>> Start Excerpted data
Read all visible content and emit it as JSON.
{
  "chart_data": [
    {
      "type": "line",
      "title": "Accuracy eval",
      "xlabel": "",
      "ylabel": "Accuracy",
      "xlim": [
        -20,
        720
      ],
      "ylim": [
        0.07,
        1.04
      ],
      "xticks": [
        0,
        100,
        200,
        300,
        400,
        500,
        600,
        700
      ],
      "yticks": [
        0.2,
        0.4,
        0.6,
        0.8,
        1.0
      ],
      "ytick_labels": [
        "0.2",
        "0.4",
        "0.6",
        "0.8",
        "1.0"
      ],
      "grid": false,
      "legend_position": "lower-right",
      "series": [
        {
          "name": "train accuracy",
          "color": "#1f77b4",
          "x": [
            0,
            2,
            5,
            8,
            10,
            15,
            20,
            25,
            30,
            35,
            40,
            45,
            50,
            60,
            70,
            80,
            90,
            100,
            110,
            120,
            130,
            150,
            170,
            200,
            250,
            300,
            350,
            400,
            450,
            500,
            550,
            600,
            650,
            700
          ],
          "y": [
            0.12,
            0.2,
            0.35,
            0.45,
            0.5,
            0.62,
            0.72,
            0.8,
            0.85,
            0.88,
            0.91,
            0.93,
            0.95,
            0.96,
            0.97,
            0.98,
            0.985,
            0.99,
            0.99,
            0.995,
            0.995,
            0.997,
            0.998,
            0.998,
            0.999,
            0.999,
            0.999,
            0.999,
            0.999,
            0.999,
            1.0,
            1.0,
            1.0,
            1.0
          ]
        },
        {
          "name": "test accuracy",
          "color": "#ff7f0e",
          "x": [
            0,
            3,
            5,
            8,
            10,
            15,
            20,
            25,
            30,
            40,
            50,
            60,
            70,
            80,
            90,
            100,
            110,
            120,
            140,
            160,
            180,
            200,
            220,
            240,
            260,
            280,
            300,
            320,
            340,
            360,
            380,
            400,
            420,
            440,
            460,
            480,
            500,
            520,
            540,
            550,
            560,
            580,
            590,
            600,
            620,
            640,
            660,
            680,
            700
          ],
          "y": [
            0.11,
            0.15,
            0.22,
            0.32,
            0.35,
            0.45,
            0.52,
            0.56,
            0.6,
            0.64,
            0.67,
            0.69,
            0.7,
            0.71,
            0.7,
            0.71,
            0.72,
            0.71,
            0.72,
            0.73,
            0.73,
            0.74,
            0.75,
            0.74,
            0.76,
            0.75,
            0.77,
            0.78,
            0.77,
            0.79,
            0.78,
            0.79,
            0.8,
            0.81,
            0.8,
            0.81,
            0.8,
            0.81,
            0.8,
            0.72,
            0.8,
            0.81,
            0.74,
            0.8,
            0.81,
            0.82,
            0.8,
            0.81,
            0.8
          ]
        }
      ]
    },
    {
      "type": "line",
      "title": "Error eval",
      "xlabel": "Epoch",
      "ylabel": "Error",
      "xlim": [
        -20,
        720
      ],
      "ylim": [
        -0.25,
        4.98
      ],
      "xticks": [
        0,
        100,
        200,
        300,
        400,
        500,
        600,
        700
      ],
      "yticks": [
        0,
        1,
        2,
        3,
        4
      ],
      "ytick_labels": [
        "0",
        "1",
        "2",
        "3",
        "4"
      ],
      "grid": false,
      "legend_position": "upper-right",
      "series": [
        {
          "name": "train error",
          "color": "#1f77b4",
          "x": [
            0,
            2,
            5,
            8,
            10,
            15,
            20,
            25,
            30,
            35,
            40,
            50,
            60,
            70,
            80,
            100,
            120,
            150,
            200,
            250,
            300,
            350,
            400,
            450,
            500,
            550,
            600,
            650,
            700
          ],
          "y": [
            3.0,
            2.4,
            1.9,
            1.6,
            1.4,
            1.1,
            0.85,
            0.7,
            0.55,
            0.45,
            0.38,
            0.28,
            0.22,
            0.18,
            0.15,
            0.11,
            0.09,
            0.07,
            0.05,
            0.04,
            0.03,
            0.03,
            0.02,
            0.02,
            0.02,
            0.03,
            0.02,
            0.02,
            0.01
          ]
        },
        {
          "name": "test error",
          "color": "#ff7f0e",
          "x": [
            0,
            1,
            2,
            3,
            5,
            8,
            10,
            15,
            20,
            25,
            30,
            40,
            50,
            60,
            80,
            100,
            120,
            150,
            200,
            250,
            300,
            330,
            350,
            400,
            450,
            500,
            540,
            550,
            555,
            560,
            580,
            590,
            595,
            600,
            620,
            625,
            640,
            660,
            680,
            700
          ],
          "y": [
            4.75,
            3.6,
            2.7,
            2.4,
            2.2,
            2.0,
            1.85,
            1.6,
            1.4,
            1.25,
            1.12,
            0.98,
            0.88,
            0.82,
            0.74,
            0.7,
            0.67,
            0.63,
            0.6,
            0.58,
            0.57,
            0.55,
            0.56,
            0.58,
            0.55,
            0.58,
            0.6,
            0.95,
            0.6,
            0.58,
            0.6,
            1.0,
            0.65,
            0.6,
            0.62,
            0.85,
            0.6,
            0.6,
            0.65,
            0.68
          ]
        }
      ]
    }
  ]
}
>> End Excerpted data
What the task requires -> Quote every entry exactly.

The solution ->
Read all visible content and emit it as JSON.
{
  "chart_data": [
    {
      "type": "line",
      "title": "Accuracy eval",
      "xlabel": "",
      "ylabel": "Accuracy",
      "xlim": [
        -20,
        720
      ],
      "ylim": [
        0.07,
        1.04
      ],
      "xticks": [
        0,
        100,
        200,
        300,
        400,
        500,
        600,
        700
      ],
      "yticks": [
        0.2,
        0.4,
        0.6,
        0.8,
        1.0
      ],
      "ytick_labels": [
        "0.2",
        "0.4",
        "0.6",
        "0.8",
        "1.0"
      ],
      "grid": false,
      "legend_position": "lower-right",
      "series": [
        {
          "name": "train accuracy",
          "color": "#1f77b4",
          "x": [
            0,
            2,
            5,
            8,
            10,
            15,
            20,
            25,
            30,
            35,
            40,
            45,
            50,
            60,
            70,
            80,
            90,
            100,
            110,
            120,
            130,
            150,
            170,
            200,
            250,
            300,
            350,
            400,
            450,
            500,
            550,
            600,
            650,
            700
          ],
          "y": [
            0.12,
            0.2,
            0.35,
            0.45,
            0.5,
            0.62,
            0.72,
            0.8,
            0.85,
            0.88,
            0.91,
            0.93,
            0.95,
            0.96,
            0.97,
            0.98,
            0.985,
            0.99,
            0.99,
            0.995,
            0.995,
            0.997,
            0.998,
            0.998,
            0.999,
            0.999,
            0.999,
            0.999,
            0.999,
            0.999,
            1.0,
            1.0,
            1.0,
            1.0
          ]
        },
        {
          "name": "test accuracy",
          "color": "#ff7f0e",
          "x": [
            0,
            3,
            5,
            8,
            10,
            15,
            20,
            25,
            30,
            40,
            50,
            60,
            70,
            80,
            90,
            100,
            110,
            120,
            140,
            160,
            180,
            200,
            220,
            240,
            260,
            280,
            300,
            320,
            340,
            360,
            380,
            400,
            420,
            440,
            460,
            480,
            500,
            520,
            540,
            550,
            560,
            580,
            590,
            600,
            620,
            640,
            660,
            680,
            700
          ],
          "y": [
            0.11,
            0.15,
            0.22,
            0.32,
            0.35,
            0.45,
            0.52,
            0.56,
            0.6,
            0.64,
            0.67,
            0.69,
            0.7,
            0.71,
            0.7,
            0.71,
            0.72,
            0.71,
            0.72,
            0.73,
            0.73,
            0.74,
            0.75,
            0.74,
            0.76,
            0.75,
            0.77,
            0.78,
            0.77,
            0.79,
            0.78,
            0.79,
            0.8,
            0.81,
            0.8,
            0.81,
            0.8,
            0.81,
            0.8,
            0.72,
            0.8,
            0.81,
            0.74,
            0.8,
            0.81,
            0.82,
            0.8,
            0.81,
            0.8
          ]
        }
      ]
    },
    {
      "type": "line",
      "title": "Error eval",
      "xlabel": "Epoch",
      "ylabel": "Error",
      "xlim": [
        -20,
        720
      ],
      "ylim": [
        -0.25,
        4.98
      ],
      "xticks": [
        0,
        100,
        200,
        300,
        400,
        500,
        600,
        700
      ],
      "yticks": [
        0,
        1,
        2,
        3,
        4
      ],
      "ytick_labels": [
        "0",
        "1",
        "2",
        "3",
        "4"
      ],
      "grid": false,
      "legend_position": "upper-right",
      "series": [
        {
          "name": "train error",
          "color": "#1f77b4",
          "x": [
            0,
            2,
            5,
            8,
            10,
            15,
            20,
            25,
            30,
            35,
            40,
            50,
            60,
            70,
            80,
            100,
            120,
            150,
            200,
            250,
            300,
            350,
            400,
            450,
            500,
            550,
            600,
            650,
            700
          ],
          "y": [
            3.0,
            2.4,
            1.9,
            1.6,
            1.4,
            1.1,
            0.85,
            0.7,
            0.55,
            0.45,
            0.38,
            0.28,
            0.22,
            0.18,
            0.15,
            0.11,
            0.09,
            0.07,
            0.05,
            0.04,
            0.03,
            0.03,
            0.02,
            0.02,
            0.02,
            0.03,
            0.02,
            0.02,
            0.01
          ]
        },
        {
          "name": "test error",
          "color": "#ff7f0e",
          "x": [
            0,
            1,
            2,
            3,
            5,
            8,
            10,
            15,
            20,
            25,
            30,
            40,
            50,
            60,
            80,
            100,
            120,
            150,
            200,
            250,
            300,
            330,
            350,
            400,
            450,
            500,
            540,
            550,
            555,
            560,
            580,
            590,
            595,
            600,
            620,
            625,
            640,
            660,
            680,
            700
          ],
          "y": [
            4.75,
            3.6,
            2.7,
            2.4,
            2.2,
            2.0,
            1.85,
            1.6,
            1.4,
            1.25,
            1.12,
            0.98,
            0.88,
            0.82,
            0.74,
            0.7,
            0.67,
            0.63,
            0.6,
            0.58,
            0.57,
            0.55,
            0.56,
            0.58,
            0.55,
            0.58,
            0.6,
            0.95,
            0.6,
            0.58,
            0.6,
            1.0,
            0.65,
            0.6,
            0.62,
            0.85,
            0.6,
            0.6,
            0.65,
            0.68
          ]
        }
      ]
    }
  ]
}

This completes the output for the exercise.